Exercise prompt.
Where a line contains the word "添加数据", copy that line.

Dataset items.
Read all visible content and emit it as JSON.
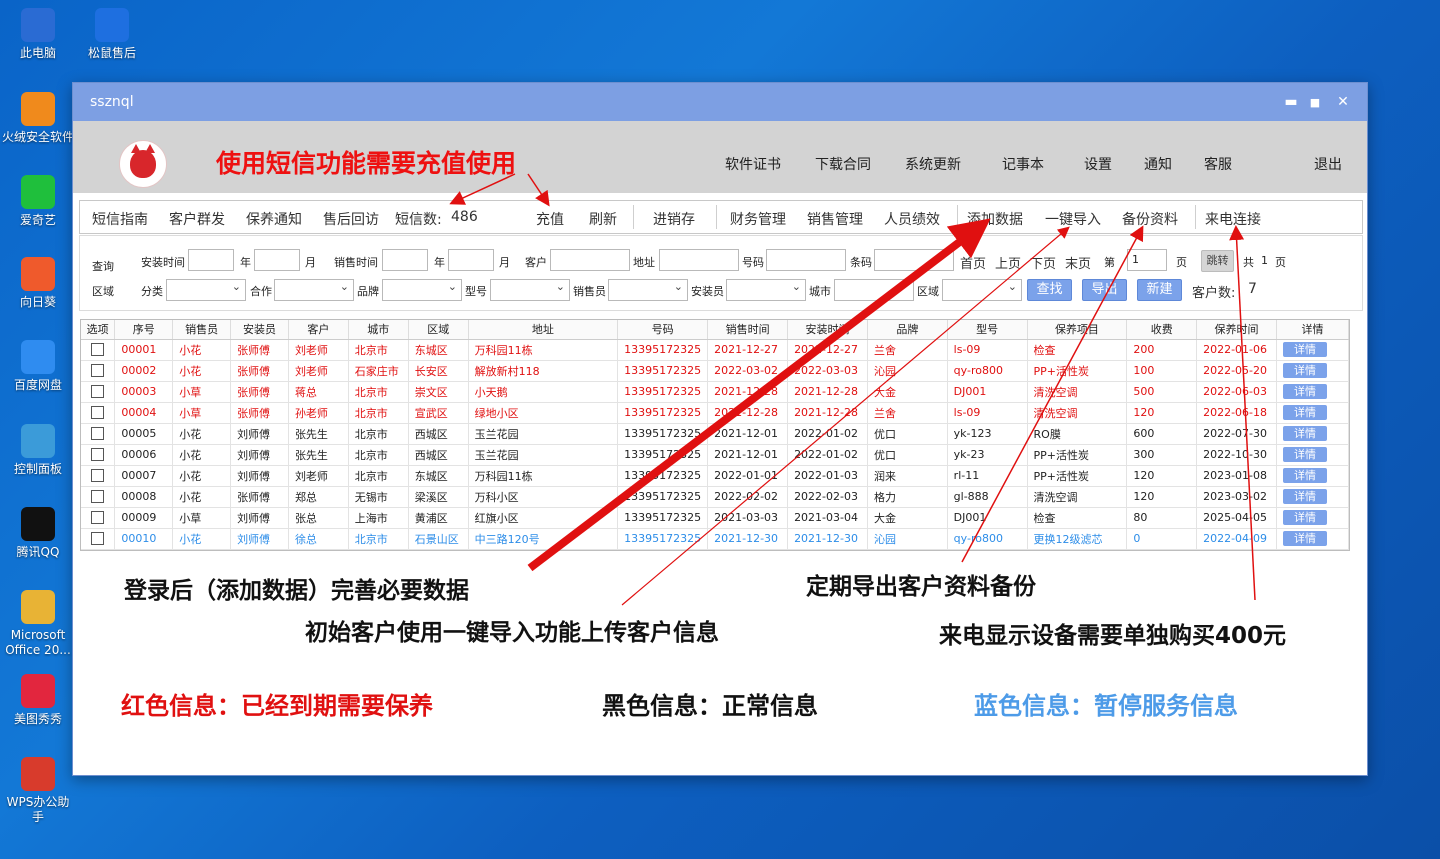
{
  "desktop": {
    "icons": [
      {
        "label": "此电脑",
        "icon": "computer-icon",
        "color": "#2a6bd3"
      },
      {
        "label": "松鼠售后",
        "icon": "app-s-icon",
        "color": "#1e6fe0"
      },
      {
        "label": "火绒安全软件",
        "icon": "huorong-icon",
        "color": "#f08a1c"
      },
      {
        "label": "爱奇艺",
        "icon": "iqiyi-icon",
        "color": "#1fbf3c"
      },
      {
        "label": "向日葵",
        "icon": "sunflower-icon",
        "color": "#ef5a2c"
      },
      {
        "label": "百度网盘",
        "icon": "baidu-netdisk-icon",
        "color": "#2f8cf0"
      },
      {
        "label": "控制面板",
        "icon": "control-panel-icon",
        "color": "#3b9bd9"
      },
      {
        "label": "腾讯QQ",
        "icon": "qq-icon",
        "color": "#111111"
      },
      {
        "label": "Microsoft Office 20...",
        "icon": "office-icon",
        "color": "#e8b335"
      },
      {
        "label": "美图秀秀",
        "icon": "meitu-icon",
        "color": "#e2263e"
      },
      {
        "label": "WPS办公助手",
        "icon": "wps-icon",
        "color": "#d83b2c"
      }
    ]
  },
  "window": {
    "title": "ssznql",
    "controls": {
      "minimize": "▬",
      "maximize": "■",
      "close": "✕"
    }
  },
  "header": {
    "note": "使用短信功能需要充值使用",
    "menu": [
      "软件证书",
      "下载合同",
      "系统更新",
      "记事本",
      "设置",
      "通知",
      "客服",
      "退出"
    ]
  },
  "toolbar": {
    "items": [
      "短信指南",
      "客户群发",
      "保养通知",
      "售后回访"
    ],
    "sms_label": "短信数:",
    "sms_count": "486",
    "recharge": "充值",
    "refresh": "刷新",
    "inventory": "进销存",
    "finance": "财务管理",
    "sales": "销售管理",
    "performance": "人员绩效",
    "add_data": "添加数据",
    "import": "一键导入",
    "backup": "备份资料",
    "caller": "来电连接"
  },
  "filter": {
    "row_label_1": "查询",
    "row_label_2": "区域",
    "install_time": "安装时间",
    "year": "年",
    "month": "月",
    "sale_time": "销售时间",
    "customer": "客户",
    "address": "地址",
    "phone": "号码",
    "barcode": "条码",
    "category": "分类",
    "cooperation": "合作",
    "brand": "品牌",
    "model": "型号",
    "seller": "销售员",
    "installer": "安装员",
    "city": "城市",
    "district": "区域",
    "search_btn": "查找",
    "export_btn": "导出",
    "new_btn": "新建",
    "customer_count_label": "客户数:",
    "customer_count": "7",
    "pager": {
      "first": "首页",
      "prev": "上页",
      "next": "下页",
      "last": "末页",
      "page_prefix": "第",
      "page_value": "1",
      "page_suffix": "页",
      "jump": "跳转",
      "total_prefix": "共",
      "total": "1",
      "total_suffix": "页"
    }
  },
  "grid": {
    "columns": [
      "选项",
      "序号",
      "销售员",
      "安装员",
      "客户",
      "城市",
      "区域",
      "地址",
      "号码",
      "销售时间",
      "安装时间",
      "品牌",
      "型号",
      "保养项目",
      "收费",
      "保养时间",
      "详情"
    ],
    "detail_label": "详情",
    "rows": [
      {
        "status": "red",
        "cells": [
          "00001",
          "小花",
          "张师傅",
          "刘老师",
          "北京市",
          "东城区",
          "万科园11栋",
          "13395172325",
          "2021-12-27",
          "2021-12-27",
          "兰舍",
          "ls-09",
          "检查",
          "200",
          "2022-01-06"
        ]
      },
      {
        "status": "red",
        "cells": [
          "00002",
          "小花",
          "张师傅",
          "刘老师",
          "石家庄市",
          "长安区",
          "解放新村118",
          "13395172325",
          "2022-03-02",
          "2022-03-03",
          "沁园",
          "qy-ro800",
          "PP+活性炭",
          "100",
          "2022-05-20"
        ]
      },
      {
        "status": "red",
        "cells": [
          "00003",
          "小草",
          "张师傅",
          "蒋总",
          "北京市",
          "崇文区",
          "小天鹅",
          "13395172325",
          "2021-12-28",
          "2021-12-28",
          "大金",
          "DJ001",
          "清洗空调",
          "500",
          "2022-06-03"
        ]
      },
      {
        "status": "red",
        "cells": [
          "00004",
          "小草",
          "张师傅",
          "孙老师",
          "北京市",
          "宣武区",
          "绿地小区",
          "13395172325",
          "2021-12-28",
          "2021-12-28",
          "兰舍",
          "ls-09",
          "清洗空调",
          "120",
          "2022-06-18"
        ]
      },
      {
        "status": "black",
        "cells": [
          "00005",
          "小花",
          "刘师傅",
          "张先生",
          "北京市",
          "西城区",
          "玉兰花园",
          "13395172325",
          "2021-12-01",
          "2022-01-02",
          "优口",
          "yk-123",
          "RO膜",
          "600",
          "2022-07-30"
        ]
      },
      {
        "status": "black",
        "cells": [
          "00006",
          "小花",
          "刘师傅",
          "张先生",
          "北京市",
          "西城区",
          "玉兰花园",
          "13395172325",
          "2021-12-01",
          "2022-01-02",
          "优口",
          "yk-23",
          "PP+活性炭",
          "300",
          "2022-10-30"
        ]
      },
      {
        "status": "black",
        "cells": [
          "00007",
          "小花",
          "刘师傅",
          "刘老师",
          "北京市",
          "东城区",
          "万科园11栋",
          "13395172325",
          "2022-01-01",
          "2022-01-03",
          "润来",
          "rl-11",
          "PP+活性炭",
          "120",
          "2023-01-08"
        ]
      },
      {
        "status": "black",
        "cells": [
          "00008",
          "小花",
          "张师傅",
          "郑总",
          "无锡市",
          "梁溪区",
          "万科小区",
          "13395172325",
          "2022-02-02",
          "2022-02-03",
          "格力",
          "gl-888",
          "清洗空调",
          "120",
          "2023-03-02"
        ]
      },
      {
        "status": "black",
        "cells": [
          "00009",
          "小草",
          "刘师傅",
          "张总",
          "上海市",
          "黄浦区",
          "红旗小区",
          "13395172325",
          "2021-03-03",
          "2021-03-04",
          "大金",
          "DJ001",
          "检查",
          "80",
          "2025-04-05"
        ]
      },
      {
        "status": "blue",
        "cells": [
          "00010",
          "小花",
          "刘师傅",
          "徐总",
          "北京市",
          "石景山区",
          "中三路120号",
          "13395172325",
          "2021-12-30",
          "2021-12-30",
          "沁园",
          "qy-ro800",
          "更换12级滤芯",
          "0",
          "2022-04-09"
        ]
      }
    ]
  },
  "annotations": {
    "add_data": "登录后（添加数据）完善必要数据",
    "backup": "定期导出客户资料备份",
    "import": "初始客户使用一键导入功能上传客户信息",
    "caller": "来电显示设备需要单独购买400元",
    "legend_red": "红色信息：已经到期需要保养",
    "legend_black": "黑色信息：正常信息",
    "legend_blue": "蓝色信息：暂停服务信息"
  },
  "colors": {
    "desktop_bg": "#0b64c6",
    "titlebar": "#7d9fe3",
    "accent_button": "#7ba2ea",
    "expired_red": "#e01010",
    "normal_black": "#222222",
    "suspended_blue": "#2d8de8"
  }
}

Answer for this exercise.
    "add_data": "添加数据",
    "add_data": "登录后（添加数据）完善必要数据",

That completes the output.